DIRECTIONS FOR THIS TASK
Count every line where "does" occurs. Give the total alone.

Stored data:
-- BEGIN --

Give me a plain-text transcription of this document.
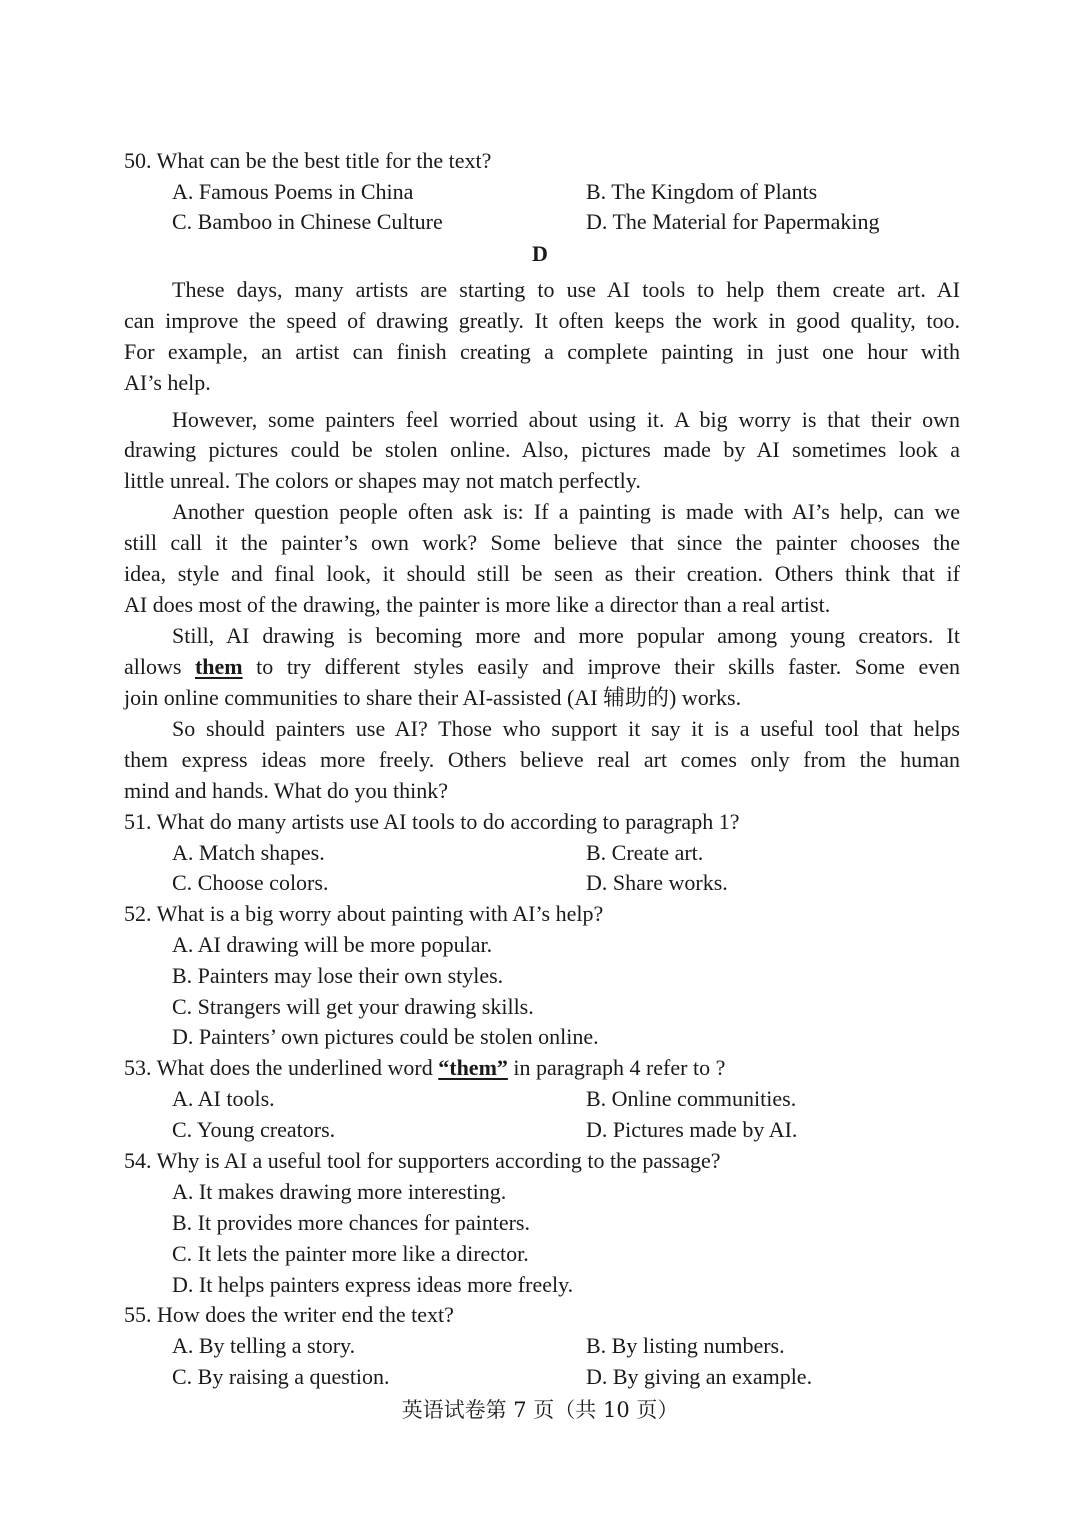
50. What can be the best title for the text?
A. Famous Poems in China	B. The Kingdom of Plants
C. Bamboo in Chinese Culture	D. The Material for Papermaking
D
These days, many artists are starting to use AI tools to help them create art. AI
can improve the speed of drawing greatly. It often keeps the work in good quality, too.
For example, an artist can finish creating a complete painting in just one hour with
AI’s help.
However, some painters feel worried about using it. A big worry is that their own
drawing pictures could be stolen online. Also, pictures made by AI sometimes look a
little unreal. The colors or shapes may not match perfectly.
Another question people often ask is: If a painting is made with AI’s help, can we
still call it the painter’s own work? Some believe that since the painter chooses the
idea, style and final look, it should still be seen as their creation. Others think that if
AI does most of the drawing, the painter is more like a director than a real artist.
Still, AI drawing is becoming more and more popular among young creators. It
allows them to try different styles easily and improve their skills faster. Some even
join online communities to share their AI-assisted (AI 辅助的) works.
So should painters use AI? Those who support it say it is a useful tool that helps
them express ideas more freely. Others believe real art comes only from the human
mind and hands. What do you think?
51. What do many artists use AI tools to do according to paragraph 1?
A. Match shapes.	B. Create art.
C. Choose colors.	D. Share works.
52. What is a big worry about painting with AI’s help?
A. AI drawing will be more popular.
B. Painters may lose their own styles.
C. Strangers will get your drawing skills.
D. Painters’ own pictures could be stolen online.
53. What does the underlined word “them” in paragraph 4 refer to ?
A. AI tools.	B. Online communities.
C. Young creators.	D. Pictures made by AI.
54. Why is AI a useful tool for supporters according to the passage?
A. It makes drawing more interesting.
B. It provides more chances for painters.
C. It lets the painter more like a director.
D. It helps painters express ideas more freely.
55. How does the writer end the text?
A. By telling a story.	B. By listing numbers.
C. By raising a question.	D. By giving an example.
英语试卷第 7 页（共 10 页）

-- END --

EXERCISE RESPONSE
3